**RECORDED DATA**
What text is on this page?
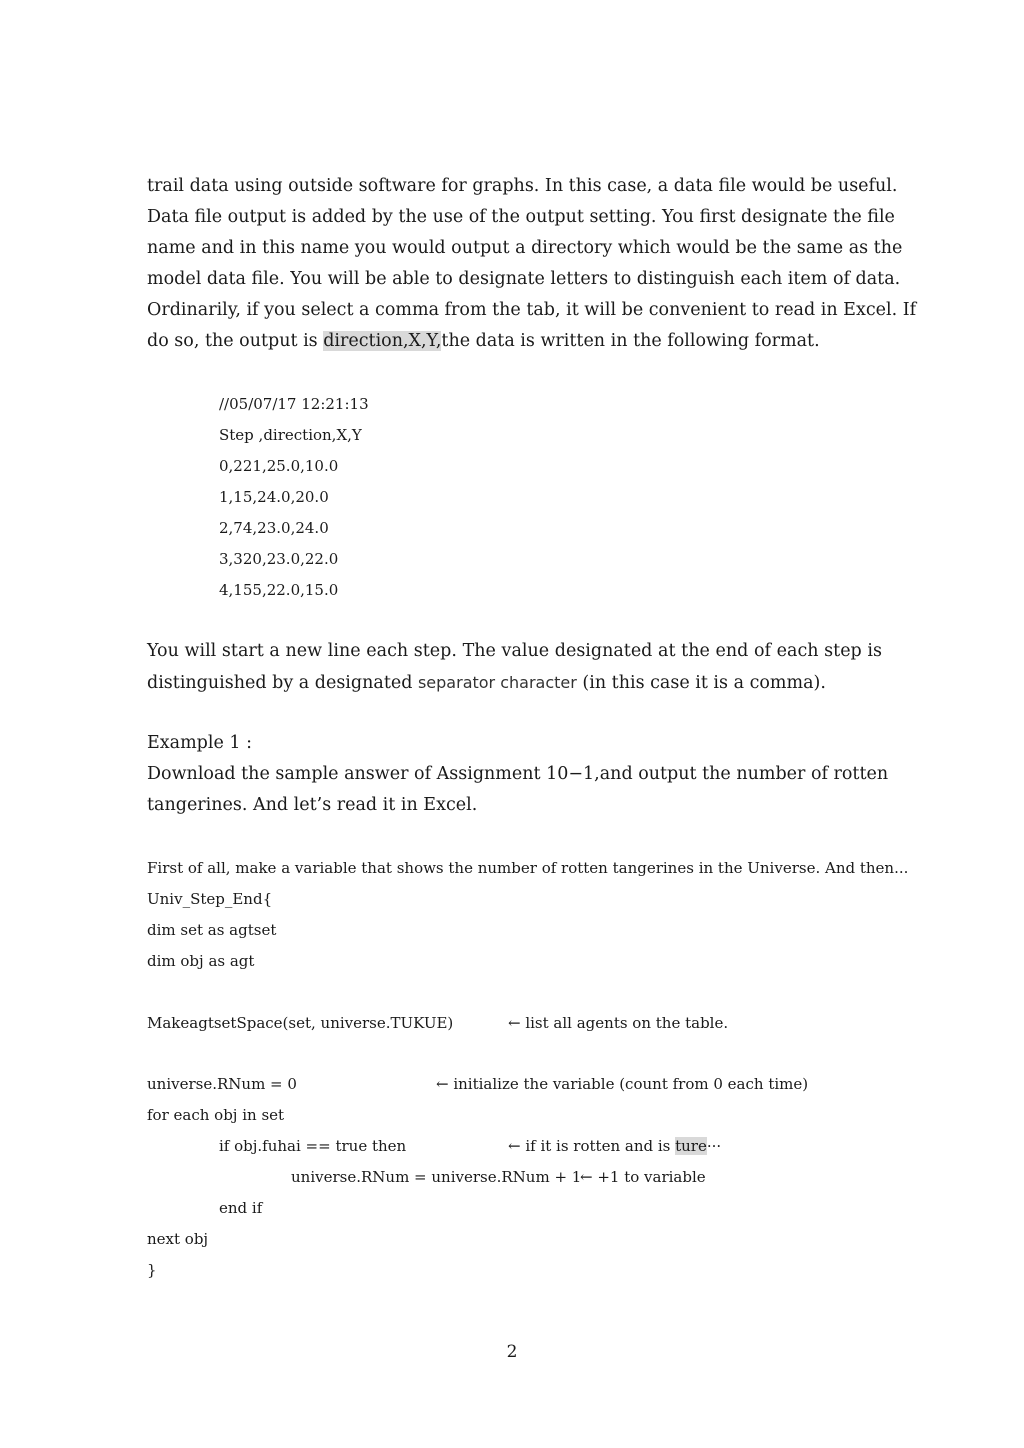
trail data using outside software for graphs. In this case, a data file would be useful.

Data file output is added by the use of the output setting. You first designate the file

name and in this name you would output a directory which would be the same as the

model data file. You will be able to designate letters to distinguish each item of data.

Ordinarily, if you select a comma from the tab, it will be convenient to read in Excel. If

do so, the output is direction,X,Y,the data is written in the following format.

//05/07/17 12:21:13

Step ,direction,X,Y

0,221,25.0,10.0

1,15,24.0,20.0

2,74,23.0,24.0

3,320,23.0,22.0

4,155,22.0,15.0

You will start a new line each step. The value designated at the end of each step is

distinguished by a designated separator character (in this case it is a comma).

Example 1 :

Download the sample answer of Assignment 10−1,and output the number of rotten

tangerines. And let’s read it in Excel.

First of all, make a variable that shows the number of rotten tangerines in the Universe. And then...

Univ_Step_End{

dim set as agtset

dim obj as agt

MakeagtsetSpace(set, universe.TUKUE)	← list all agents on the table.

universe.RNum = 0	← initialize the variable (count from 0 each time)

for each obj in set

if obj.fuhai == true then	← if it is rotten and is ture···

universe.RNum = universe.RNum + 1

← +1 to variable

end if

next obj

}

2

---

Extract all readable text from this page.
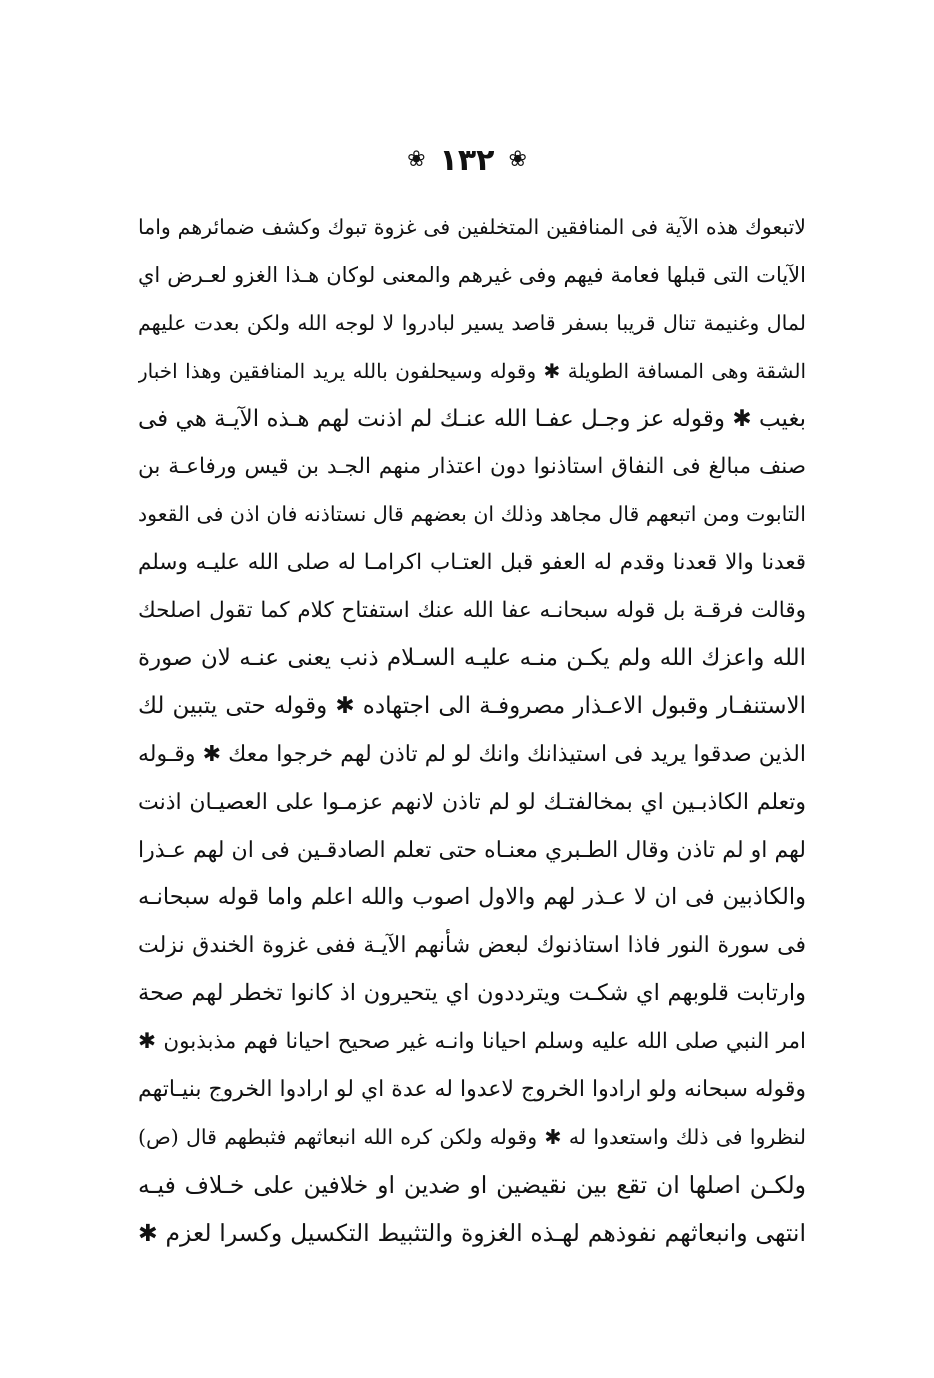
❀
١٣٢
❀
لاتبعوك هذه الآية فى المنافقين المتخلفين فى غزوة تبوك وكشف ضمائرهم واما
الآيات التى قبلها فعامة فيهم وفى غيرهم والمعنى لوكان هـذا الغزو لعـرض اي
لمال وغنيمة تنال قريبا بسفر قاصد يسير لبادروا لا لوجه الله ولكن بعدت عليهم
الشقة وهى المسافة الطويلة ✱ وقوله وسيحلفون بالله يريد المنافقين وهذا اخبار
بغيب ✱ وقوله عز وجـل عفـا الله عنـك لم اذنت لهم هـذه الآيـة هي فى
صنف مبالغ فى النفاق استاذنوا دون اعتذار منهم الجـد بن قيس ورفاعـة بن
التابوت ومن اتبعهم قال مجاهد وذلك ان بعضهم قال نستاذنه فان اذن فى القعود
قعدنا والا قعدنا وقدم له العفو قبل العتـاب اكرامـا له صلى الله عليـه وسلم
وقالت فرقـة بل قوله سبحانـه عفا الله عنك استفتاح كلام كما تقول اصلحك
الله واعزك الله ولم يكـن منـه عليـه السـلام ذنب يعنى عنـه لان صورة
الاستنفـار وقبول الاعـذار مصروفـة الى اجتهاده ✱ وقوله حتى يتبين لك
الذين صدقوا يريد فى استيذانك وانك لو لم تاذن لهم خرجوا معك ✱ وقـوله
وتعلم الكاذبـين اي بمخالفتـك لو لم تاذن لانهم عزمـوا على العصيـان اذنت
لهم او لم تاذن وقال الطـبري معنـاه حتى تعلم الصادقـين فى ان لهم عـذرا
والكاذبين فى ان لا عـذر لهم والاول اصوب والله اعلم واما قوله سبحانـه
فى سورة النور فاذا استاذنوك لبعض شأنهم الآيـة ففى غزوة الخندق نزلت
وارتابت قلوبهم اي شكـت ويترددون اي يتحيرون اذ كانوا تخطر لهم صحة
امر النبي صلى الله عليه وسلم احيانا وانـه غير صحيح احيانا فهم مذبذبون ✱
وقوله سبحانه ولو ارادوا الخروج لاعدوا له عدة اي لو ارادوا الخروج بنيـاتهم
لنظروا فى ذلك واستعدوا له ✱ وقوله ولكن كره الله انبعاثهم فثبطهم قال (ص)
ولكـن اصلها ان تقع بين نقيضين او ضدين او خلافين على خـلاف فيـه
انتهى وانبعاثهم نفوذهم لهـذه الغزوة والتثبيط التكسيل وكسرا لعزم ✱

**EXERCISE INSTRUCTIONS**
Gather up every line in the data above that contains the word "from", copying each one.

**RIGHT ANSWER**
Ordinarily, if you select a comma from the tab, it will be convenient to read in Excel. If
universe.RNum = 0	← initialize the variable (count from 0 each time)
Extract all readable text from this page.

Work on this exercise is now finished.